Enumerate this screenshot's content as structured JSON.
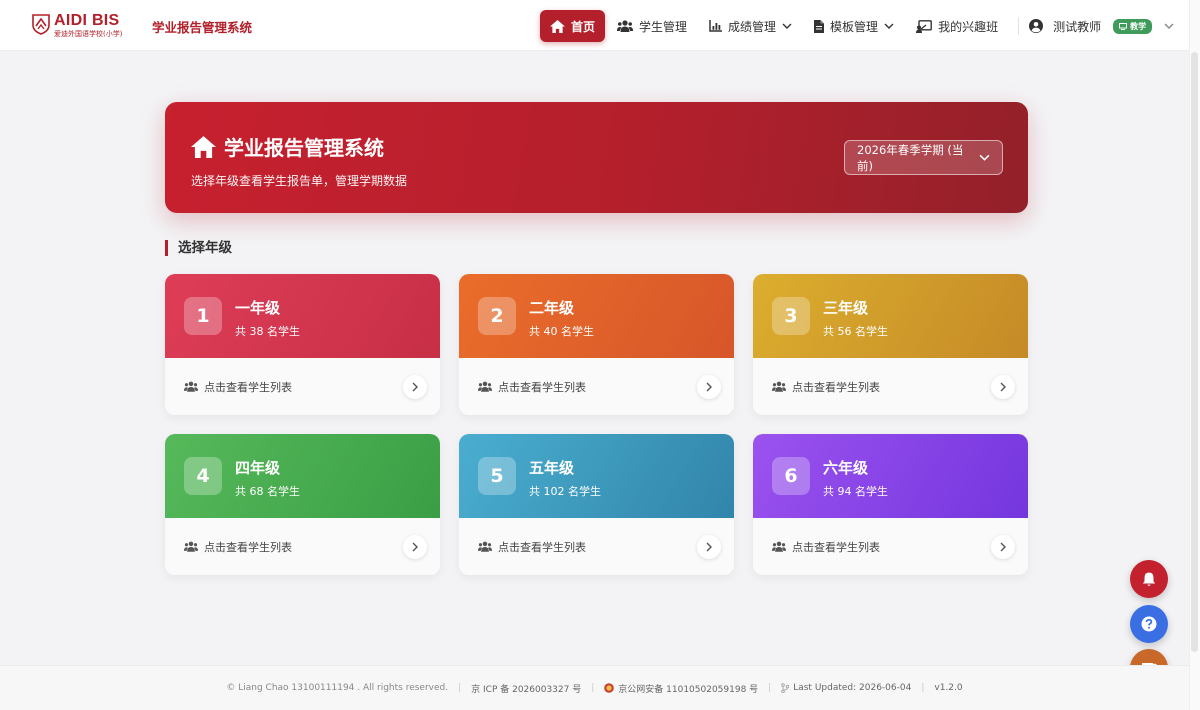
{
  "header": {
    "logo_main": "AIDI BIS",
    "logo_sub": "爱迪外国语学校(小学)",
    "system_title": "学业报告管理系统",
    "nav": [
      {
        "label": "首页",
        "icon": "home-icon",
        "active": true
      },
      {
        "label": "学生管理",
        "icon": "users-icon"
      },
      {
        "label": "成绩管理",
        "icon": "chart-icon",
        "dropdown": true
      },
      {
        "label": "模板管理",
        "icon": "file-icon",
        "dropdown": true
      },
      {
        "label": "我的兴趣班",
        "icon": "teacher-icon"
      }
    ],
    "user_name": "测试教师",
    "user_badge": "教学"
  },
  "hero": {
    "title": "学业报告管理系统",
    "subtitle": "选择年级查看学生报告单，管理学期数据",
    "term_selected": "2026年春季学期 (当前)"
  },
  "section": {
    "title": "选择年级"
  },
  "grades": [
    {
      "num": "1",
      "name": "一年级",
      "count": "共 38 名学生",
      "action": "点击查看学生列表"
    },
    {
      "num": "2",
      "name": "二年级",
      "count": "共 40 名学生",
      "action": "点击查看学生列表"
    },
    {
      "num": "3",
      "name": "三年级",
      "count": "共 56 名学生",
      "action": "点击查看学生列表"
    },
    {
      "num": "4",
      "name": "四年级",
      "count": "共 68 名学生",
      "action": "点击查看学生列表"
    },
    {
      "num": "5",
      "name": "五年级",
      "count": "共 102 名学生",
      "action": "点击查看学生列表"
    },
    {
      "num": "6",
      "name": "六年级",
      "count": "共 94 名学生",
      "action": "点击查看学生列表"
    }
  ],
  "footer": {
    "copyright": "© Liang Chao 13100111194 . All rights reserved.",
    "icp": "京 ICP 备 2026003327 号",
    "police": "京公网安备 11010502059198 号",
    "updated": "Last Updated: 2026-06-04",
    "version": "v1.2.0"
  },
  "colors": {
    "brand": "#b3202b",
    "grade1": "#d9364e",
    "grade2": "#e2662b",
    "grade3": "#cf9a2a",
    "grade4": "#4aac4e",
    "grade5": "#3c9dbc",
    "grade6": "#8445e8"
  }
}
---
> [TO DO]
Restate the data above word for word. Do not include the images.

> [THE COMPLETED TASK]
Enumerate this screenshot's content as structured JSON.
{
  "header": {
    "logo_main": "AIDI BIS",
    "logo_sub": "爱迪外国语学校(小学)",
    "system_title": "学业报告管理系统",
    "nav": [
      {
        "label": "首页",
        "icon": "home-icon",
        "active": true
      },
      {
        "label": "学生管理",
        "icon": "users-icon"
      },
      {
        "label": "成绩管理",
        "icon": "chart-icon",
        "dropdown": true
      },
      {
        "label": "模板管理",
        "icon": "file-icon",
        "dropdown": true
      },
      {
        "label": "我的兴趣班",
        "icon": "teacher-icon"
      }
    ],
    "user_name": "测试教师",
    "user_badge": "教学"
  },
  "hero": {
    "title": "学业报告管理系统",
    "subtitle": "选择年级查看学生报告单，管理学期数据",
    "term_selected": "2026年春季学期 (当前)"
  },
  "section": {
    "title": "选择年级"
  },
  "grades": [
    {
      "num": "1",
      "name": "一年级",
      "count": "共 38 名学生",
      "action": "点击查看学生列表"
    },
    {
      "num": "2",
      "name": "二年级",
      "count": "共 40 名学生",
      "action": "点击查看学生列表"
    },
    {
      "num": "3",
      "name": "三年级",
      "count": "共 56 名学生",
      "action": "点击查看学生列表"
    },
    {
      "num": "4",
      "name": "四年级",
      "count": "共 68 名学生",
      "action": "点击查看学生列表"
    },
    {
      "num": "5",
      "name": "五年级",
      "count": "共 102 名学生",
      "action": "点击查看学生列表"
    },
    {
      "num": "6",
      "name": "六年级",
      "count": "共 94 名学生",
      "action": "点击查看学生列表"
    }
  ],
  "footer": {
    "copyright": "© Liang Chao 13100111194 . All rights reserved.",
    "icp": "京 ICP 备 2026003327 号",
    "police": "京公网安备 11010502059198 号",
    "updated": "Last Updated: 2026-06-04",
    "version": "v1.2.0"
  },
  "colors": {
    "brand": "#b3202b",
    "grade1": "#d9364e",
    "grade2": "#e2662b",
    "grade3": "#cf9a2a",
    "grade4": "#4aac4e",
    "grade5": "#3c9dbc",
    "grade6": "#8445e8"
  }
}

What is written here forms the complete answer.